"""

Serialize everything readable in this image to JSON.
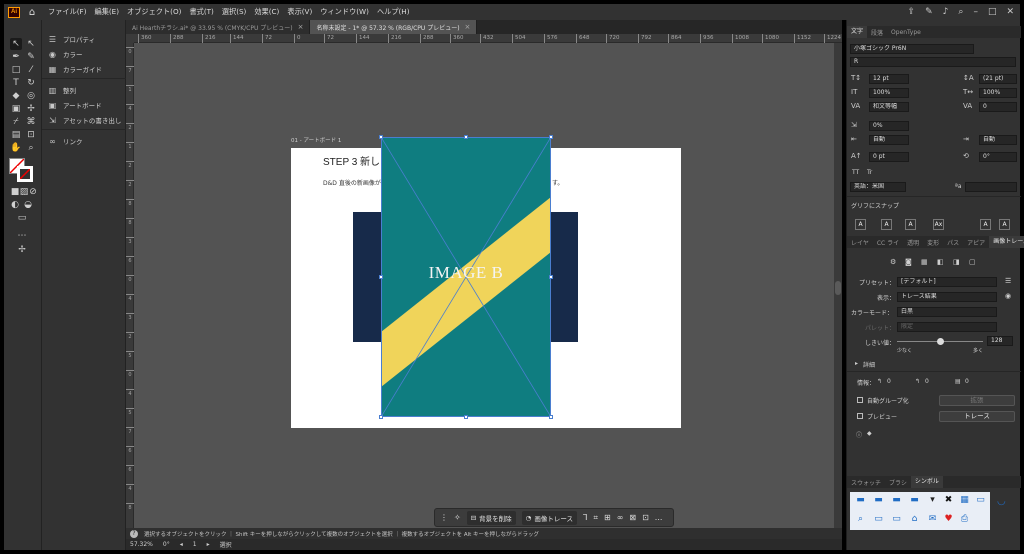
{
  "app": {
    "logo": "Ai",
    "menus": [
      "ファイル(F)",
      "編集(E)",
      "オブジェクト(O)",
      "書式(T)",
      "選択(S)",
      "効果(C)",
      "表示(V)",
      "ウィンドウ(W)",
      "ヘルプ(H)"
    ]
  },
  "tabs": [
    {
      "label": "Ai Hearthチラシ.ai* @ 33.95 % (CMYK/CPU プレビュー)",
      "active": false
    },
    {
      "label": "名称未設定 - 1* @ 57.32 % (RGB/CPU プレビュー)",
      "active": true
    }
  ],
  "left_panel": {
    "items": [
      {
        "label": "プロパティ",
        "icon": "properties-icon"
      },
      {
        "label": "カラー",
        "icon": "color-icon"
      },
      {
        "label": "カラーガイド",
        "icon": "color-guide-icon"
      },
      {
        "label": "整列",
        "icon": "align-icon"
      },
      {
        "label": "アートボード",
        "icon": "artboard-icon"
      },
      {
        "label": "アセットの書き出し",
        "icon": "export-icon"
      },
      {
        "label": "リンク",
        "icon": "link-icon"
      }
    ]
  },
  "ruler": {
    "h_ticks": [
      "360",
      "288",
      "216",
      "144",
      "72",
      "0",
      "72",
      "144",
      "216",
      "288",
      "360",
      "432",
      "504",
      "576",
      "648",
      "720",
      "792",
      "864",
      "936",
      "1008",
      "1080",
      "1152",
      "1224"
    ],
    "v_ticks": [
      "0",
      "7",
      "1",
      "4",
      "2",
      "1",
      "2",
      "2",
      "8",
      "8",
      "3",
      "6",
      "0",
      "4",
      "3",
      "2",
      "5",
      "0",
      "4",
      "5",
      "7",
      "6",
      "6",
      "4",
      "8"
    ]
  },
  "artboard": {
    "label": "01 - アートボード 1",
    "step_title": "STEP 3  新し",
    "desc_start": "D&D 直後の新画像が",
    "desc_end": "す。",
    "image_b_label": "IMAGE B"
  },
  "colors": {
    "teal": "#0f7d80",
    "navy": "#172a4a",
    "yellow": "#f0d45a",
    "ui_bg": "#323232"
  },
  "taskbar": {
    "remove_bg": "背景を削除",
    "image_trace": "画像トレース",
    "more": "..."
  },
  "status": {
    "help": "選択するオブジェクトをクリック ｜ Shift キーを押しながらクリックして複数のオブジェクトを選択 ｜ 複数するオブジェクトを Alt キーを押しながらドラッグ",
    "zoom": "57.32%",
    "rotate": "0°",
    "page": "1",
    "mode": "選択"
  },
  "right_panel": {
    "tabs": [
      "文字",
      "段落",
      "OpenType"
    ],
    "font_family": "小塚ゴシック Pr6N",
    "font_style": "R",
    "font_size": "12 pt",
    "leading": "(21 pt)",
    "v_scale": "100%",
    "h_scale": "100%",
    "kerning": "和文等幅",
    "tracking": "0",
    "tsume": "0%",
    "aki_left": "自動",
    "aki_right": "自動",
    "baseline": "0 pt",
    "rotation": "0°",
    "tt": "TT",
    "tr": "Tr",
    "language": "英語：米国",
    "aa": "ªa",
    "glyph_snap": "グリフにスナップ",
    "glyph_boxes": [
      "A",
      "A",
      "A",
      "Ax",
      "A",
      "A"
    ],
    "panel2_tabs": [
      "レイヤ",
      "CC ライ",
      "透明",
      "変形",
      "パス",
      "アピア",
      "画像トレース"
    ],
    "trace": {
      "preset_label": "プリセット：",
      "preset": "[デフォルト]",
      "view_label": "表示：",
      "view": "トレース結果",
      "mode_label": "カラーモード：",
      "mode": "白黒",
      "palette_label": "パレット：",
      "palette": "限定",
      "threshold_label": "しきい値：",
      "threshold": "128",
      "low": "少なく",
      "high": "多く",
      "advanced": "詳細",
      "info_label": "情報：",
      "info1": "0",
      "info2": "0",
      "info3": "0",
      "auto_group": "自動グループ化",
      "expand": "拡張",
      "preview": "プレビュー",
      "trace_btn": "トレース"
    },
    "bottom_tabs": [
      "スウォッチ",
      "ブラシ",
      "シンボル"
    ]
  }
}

"""
"""

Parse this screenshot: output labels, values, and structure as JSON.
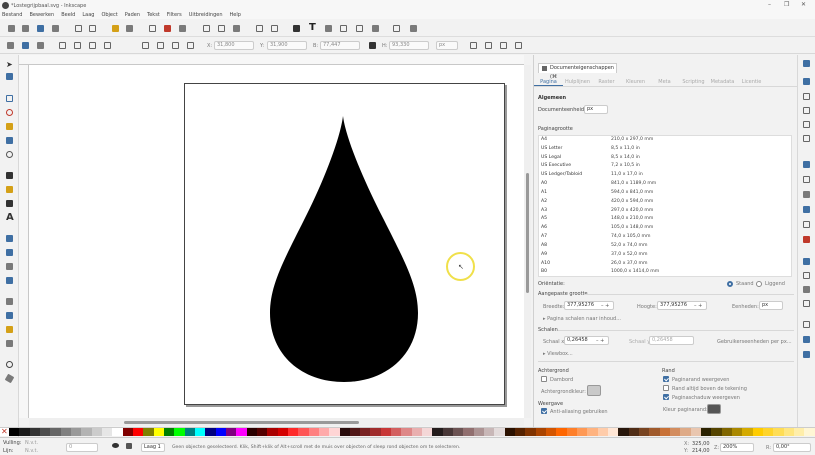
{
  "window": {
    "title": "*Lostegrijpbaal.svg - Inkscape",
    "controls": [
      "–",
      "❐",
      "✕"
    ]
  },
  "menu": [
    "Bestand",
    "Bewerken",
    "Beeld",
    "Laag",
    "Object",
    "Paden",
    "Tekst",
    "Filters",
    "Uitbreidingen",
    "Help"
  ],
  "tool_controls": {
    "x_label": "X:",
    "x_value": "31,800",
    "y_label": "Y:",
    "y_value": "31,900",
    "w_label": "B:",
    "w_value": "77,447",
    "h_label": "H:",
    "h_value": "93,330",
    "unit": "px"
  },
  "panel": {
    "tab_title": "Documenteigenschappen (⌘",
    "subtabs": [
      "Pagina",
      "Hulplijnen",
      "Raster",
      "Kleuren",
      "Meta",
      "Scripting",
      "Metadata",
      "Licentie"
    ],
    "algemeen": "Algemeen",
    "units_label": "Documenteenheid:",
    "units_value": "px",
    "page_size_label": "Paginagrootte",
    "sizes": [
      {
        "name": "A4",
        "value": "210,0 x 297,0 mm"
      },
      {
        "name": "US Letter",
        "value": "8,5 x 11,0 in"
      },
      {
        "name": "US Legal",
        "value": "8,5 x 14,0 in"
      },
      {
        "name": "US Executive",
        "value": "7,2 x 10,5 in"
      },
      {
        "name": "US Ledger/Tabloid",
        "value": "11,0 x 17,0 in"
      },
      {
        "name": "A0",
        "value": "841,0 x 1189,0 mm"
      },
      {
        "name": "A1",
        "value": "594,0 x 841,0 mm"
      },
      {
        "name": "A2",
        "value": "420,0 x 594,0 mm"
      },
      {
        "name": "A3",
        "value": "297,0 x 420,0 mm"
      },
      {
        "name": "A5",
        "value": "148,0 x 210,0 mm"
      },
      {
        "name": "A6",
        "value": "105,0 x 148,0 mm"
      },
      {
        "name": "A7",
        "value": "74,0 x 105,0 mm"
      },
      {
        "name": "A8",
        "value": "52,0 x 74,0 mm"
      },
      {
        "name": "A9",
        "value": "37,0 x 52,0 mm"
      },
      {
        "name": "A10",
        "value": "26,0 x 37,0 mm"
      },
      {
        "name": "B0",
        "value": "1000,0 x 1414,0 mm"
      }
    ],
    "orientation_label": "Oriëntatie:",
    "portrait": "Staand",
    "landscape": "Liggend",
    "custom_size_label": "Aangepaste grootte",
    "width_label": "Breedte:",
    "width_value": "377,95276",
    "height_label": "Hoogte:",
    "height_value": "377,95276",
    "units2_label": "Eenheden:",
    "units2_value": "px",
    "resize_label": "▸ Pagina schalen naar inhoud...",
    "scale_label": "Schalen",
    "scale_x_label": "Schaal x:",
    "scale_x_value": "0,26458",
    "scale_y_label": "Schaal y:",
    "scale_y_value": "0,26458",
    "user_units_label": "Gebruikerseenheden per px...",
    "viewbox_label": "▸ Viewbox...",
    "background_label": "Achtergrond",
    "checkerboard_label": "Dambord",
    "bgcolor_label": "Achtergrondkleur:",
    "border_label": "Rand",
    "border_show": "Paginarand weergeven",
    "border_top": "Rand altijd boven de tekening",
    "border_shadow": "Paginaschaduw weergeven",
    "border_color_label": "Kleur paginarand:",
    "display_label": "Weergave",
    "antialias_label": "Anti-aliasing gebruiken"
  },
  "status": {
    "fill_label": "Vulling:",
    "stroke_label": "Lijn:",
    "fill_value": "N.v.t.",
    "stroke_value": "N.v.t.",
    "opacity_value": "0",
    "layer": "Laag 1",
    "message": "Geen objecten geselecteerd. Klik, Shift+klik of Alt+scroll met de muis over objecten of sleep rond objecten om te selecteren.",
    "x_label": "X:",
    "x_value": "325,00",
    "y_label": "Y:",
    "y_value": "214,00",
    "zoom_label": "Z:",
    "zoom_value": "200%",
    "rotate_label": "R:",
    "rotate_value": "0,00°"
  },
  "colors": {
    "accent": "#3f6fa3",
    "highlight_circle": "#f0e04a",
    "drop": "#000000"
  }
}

"""
"""

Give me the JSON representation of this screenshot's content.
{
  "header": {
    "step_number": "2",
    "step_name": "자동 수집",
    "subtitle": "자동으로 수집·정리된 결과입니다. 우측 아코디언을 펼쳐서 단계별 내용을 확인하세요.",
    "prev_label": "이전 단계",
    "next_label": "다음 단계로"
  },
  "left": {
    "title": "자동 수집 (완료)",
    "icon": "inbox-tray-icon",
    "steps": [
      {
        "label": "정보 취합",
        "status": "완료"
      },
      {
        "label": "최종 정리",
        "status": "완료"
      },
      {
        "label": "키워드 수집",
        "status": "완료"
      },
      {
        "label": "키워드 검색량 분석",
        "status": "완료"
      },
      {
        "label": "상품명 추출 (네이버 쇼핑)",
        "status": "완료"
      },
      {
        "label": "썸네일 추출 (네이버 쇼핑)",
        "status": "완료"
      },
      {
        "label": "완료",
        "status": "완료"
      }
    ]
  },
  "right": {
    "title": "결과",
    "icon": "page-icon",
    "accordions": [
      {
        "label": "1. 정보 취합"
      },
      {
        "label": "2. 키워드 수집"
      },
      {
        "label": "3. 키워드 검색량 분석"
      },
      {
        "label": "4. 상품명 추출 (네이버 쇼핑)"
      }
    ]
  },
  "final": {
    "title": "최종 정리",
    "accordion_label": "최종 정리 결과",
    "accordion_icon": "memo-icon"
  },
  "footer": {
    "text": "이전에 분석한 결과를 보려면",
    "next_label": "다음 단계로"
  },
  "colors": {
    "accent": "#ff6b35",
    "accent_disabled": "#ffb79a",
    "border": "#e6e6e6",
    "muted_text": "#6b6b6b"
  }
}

"""

_Task to carry out_
Which lines contain the word "Schaal"? Return each of them.

_Solution to the problem_
    "scale_x_label": "Schaal x:",
    "scale_y_label": "Schaal y:",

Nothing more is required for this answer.